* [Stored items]
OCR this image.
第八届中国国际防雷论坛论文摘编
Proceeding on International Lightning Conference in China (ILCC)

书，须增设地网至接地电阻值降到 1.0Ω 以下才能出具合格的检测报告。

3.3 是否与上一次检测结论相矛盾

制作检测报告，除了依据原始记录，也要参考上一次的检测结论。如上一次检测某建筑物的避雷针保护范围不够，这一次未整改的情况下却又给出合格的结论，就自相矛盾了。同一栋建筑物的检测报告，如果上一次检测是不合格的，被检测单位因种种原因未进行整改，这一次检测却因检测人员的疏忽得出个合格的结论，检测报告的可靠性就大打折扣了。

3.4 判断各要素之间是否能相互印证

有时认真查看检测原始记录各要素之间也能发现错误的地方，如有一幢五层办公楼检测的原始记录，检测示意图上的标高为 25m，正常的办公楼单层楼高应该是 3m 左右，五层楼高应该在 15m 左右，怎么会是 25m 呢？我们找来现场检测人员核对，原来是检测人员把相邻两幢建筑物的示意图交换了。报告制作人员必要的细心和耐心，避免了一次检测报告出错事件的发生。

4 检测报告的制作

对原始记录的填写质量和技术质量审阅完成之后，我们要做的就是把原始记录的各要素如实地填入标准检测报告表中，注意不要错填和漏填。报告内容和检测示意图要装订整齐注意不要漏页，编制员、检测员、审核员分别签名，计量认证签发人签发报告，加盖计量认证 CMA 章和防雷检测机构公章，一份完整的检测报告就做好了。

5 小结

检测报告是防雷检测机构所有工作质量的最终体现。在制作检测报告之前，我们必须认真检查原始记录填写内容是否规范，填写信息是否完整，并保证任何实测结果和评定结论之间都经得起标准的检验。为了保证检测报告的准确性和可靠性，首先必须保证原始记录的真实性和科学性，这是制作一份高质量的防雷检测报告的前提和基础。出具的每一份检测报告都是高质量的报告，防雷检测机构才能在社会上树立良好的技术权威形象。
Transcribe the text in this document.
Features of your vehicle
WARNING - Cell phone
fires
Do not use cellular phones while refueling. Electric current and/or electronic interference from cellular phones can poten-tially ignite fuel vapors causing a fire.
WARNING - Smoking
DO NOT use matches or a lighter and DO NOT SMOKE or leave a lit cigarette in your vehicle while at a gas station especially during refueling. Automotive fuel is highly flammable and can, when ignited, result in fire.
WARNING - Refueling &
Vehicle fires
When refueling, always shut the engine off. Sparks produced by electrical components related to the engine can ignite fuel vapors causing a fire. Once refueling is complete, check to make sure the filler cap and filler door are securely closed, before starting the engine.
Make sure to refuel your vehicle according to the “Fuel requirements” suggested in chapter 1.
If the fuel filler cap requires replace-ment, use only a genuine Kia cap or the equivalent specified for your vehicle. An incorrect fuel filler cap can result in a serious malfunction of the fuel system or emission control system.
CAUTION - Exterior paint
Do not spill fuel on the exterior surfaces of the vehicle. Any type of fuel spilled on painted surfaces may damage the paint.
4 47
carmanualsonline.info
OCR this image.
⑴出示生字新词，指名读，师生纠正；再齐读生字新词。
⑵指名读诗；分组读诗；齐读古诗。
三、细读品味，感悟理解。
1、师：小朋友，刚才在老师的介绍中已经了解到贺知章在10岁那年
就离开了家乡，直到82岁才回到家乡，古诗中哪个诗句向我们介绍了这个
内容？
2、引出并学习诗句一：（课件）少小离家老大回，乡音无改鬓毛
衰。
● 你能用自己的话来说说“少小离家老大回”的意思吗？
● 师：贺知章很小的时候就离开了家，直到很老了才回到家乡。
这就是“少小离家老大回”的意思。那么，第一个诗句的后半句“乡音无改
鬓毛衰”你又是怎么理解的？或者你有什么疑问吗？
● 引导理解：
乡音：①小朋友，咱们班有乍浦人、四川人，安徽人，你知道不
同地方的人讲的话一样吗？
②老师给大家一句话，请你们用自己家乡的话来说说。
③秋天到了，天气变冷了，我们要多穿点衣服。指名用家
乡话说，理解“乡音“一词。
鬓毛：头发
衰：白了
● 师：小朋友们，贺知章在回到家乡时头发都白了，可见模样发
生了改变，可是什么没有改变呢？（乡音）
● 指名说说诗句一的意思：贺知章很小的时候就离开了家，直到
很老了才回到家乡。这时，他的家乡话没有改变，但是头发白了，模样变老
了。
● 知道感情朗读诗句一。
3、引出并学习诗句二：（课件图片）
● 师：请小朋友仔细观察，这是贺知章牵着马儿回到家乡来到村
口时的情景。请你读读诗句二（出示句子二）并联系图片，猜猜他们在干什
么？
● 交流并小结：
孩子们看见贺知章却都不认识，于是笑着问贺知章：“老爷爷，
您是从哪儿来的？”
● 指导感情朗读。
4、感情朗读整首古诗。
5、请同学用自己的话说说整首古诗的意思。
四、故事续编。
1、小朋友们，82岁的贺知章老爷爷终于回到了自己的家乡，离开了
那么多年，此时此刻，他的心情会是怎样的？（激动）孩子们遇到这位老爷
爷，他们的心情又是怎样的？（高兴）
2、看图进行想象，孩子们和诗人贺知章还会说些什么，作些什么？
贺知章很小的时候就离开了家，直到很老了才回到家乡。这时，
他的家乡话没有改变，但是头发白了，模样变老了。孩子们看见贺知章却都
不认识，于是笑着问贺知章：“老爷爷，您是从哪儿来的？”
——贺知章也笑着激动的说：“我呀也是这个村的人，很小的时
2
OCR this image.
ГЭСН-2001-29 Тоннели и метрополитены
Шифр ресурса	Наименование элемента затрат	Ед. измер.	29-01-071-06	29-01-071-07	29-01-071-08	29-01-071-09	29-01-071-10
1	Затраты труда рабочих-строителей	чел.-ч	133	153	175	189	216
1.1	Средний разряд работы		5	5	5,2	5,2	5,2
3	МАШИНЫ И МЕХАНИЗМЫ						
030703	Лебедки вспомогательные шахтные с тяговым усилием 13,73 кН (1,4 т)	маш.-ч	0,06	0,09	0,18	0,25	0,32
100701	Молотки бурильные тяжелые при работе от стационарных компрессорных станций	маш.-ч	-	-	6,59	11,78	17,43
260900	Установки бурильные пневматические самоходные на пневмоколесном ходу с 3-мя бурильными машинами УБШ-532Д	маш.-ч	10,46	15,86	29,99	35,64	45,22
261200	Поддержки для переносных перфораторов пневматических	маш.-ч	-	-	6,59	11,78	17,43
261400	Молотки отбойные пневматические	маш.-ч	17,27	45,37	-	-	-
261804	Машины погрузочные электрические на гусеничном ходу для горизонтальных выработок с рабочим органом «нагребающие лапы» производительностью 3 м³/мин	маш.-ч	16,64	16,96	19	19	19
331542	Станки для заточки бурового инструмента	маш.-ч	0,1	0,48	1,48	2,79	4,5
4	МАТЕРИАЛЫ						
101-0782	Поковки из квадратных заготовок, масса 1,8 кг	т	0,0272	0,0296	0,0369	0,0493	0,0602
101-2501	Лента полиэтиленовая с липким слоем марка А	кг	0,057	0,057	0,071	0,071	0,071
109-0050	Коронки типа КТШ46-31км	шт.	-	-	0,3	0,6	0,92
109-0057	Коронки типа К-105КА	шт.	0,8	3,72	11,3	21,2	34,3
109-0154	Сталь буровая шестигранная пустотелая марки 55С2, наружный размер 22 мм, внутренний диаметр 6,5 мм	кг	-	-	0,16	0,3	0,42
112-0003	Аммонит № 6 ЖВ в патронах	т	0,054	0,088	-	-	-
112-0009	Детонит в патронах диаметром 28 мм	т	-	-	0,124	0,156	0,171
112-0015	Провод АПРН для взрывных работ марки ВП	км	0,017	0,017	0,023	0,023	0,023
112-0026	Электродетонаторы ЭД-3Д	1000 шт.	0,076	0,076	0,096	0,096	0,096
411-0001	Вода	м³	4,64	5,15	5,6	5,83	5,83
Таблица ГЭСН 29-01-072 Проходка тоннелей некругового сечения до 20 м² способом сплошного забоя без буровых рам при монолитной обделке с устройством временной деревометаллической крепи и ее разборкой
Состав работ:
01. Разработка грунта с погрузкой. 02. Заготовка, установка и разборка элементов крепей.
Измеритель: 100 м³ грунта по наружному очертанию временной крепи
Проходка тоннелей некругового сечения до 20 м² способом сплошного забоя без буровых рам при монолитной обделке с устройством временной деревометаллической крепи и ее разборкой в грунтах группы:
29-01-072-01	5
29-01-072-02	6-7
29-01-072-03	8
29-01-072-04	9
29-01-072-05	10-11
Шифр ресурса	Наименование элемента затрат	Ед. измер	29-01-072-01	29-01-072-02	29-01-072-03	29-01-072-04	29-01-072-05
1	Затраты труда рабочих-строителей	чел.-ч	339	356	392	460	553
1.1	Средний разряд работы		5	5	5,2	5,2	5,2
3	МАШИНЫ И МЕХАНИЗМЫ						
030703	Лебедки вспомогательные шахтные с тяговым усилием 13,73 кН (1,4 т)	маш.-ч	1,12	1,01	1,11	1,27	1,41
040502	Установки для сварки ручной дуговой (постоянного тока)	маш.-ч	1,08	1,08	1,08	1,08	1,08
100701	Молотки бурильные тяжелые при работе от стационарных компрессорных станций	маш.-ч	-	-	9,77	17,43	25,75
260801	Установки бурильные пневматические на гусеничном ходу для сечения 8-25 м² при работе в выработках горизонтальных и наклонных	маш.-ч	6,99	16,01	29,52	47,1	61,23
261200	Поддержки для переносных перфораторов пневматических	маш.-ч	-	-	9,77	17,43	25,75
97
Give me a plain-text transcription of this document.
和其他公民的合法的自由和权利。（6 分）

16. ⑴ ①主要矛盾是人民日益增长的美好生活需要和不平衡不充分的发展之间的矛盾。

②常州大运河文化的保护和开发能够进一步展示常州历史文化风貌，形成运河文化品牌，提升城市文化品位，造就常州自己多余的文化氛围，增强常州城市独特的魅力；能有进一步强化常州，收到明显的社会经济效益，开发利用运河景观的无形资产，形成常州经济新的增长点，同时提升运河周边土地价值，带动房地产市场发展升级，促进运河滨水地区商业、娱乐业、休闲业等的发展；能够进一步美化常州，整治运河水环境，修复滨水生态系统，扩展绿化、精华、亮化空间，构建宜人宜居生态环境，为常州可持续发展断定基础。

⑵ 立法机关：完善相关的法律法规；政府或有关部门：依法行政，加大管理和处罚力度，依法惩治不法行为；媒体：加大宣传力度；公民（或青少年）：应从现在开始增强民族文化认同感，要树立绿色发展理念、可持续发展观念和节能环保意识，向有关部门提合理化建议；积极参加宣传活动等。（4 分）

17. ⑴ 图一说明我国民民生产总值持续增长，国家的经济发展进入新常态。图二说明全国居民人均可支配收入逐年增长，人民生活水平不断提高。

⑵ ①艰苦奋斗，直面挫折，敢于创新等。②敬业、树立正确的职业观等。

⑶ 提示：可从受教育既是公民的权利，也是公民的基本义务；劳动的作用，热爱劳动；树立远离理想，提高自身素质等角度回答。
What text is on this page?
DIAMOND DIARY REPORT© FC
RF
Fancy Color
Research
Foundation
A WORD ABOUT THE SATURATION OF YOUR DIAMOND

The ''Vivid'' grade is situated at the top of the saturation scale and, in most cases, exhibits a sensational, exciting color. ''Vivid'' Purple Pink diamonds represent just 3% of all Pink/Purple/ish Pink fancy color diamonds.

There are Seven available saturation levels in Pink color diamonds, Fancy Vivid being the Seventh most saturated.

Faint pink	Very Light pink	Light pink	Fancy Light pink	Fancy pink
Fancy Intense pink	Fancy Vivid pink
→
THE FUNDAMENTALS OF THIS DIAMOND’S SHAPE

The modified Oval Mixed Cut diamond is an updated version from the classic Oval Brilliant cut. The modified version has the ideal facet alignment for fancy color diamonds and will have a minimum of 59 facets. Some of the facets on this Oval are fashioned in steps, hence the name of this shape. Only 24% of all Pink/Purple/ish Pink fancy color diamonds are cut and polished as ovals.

* [What is being asked] Tally the lines of the listing above that include the word "Vivid". Answer with the number alone.

* [Reply] 3